● The exercise: Report only the number of lines holding "JSON".

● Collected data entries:
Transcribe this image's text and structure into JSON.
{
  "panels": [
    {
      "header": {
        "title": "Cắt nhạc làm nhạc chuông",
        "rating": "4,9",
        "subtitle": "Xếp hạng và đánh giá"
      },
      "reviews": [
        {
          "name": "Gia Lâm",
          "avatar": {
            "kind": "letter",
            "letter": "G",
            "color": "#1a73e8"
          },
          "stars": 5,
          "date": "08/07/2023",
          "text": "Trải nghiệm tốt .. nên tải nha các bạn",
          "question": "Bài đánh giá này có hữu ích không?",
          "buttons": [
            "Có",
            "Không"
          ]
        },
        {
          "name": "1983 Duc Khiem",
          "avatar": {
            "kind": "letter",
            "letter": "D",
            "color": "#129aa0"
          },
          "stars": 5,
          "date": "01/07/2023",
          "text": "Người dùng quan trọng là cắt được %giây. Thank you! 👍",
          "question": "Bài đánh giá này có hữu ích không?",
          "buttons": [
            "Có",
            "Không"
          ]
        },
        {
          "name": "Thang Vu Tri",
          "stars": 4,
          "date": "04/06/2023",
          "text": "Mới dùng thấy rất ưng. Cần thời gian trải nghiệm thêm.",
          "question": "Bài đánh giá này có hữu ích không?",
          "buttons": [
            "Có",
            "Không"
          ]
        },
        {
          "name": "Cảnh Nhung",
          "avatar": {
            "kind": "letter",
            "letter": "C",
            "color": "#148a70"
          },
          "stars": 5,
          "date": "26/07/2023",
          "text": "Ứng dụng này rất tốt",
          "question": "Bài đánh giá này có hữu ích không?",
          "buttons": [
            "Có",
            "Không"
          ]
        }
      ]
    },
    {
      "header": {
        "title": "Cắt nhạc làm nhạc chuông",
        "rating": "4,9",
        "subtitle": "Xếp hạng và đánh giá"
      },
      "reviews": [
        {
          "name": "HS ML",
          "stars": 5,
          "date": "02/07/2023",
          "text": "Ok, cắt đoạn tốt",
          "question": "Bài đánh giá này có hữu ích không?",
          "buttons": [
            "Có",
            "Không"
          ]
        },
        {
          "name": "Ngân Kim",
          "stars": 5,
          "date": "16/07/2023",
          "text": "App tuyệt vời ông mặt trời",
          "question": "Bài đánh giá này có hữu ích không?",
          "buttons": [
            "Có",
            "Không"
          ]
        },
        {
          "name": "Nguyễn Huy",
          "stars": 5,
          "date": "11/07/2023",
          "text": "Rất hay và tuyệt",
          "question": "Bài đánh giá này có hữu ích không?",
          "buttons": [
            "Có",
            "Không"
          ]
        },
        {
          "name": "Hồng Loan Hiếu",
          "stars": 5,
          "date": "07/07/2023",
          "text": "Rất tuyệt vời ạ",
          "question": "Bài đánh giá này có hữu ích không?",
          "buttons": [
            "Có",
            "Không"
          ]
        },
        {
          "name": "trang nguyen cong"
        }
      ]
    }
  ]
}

==

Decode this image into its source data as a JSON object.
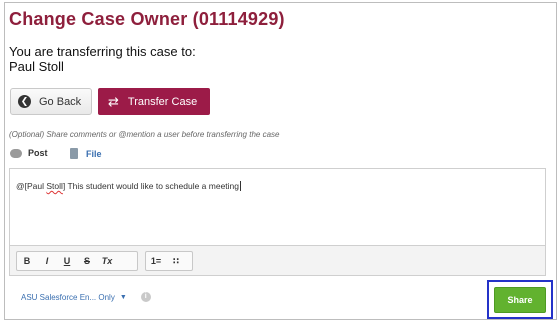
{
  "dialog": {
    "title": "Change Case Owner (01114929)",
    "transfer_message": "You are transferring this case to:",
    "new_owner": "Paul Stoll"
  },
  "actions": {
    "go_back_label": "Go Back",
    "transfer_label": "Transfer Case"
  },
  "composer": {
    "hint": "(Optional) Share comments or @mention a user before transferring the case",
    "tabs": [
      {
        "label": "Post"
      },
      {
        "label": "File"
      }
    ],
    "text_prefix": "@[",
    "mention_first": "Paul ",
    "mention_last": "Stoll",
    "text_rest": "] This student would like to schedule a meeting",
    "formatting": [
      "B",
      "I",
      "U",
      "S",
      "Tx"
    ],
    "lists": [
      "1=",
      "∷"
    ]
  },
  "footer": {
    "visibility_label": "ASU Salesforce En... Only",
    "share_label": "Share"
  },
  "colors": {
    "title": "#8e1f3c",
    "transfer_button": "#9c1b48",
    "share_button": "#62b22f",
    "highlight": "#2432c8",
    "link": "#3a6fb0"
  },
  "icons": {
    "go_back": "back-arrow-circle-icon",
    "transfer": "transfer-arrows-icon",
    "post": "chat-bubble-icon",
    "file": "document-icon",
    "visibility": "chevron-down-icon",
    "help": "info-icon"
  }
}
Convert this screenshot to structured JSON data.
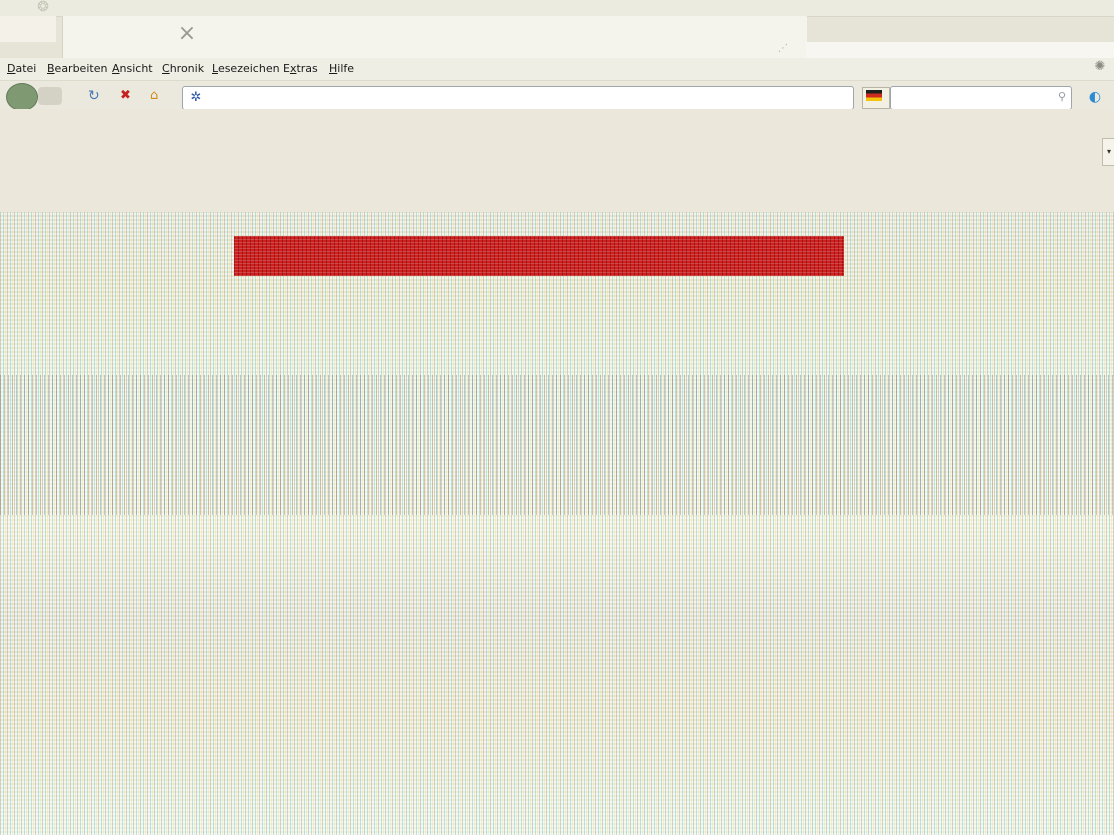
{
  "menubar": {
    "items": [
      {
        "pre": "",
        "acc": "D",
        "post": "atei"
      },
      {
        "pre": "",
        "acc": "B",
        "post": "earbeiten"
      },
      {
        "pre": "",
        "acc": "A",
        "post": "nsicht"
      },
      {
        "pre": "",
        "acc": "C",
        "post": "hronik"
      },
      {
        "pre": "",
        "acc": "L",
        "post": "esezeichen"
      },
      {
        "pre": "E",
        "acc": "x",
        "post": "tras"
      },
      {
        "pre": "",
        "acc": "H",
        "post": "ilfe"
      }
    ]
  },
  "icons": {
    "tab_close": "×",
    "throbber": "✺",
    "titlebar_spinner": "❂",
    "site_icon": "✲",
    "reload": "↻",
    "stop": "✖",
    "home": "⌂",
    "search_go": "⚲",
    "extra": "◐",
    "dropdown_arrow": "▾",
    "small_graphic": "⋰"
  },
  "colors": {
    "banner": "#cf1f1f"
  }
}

* * *

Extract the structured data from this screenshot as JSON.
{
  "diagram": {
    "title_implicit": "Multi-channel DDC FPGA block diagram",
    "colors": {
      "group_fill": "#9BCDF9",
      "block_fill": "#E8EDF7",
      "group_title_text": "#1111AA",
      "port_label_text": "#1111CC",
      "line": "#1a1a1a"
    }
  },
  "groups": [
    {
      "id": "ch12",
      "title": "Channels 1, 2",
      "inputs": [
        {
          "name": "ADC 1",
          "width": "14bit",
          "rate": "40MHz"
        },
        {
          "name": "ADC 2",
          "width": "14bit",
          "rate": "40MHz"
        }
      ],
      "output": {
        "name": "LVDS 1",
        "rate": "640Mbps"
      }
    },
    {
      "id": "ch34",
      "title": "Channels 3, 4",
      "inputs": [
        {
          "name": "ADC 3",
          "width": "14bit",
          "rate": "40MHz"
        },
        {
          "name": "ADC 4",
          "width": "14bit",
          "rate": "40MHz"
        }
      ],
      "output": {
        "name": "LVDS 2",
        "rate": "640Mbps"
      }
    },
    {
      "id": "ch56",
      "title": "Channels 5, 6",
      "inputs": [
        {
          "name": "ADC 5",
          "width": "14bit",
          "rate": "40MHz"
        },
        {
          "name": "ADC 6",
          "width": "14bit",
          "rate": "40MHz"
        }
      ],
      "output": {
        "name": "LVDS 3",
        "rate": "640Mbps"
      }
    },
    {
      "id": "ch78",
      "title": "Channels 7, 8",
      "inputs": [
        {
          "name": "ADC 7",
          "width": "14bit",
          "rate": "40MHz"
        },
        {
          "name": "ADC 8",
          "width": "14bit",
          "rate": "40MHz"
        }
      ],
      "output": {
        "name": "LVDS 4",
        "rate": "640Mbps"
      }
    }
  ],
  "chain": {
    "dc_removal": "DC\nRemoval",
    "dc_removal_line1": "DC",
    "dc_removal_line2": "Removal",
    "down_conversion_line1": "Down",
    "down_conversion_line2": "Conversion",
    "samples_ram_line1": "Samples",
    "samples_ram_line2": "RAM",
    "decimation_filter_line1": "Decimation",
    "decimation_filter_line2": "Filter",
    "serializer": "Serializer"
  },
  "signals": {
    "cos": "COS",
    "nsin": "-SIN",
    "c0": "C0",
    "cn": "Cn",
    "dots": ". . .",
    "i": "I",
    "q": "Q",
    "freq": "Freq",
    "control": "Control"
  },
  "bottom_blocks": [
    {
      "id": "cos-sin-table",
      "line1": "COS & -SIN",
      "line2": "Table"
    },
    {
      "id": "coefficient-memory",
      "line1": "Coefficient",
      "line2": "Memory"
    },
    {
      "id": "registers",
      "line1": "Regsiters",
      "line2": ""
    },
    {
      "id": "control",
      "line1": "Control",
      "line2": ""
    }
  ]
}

● Solution to the problem: 4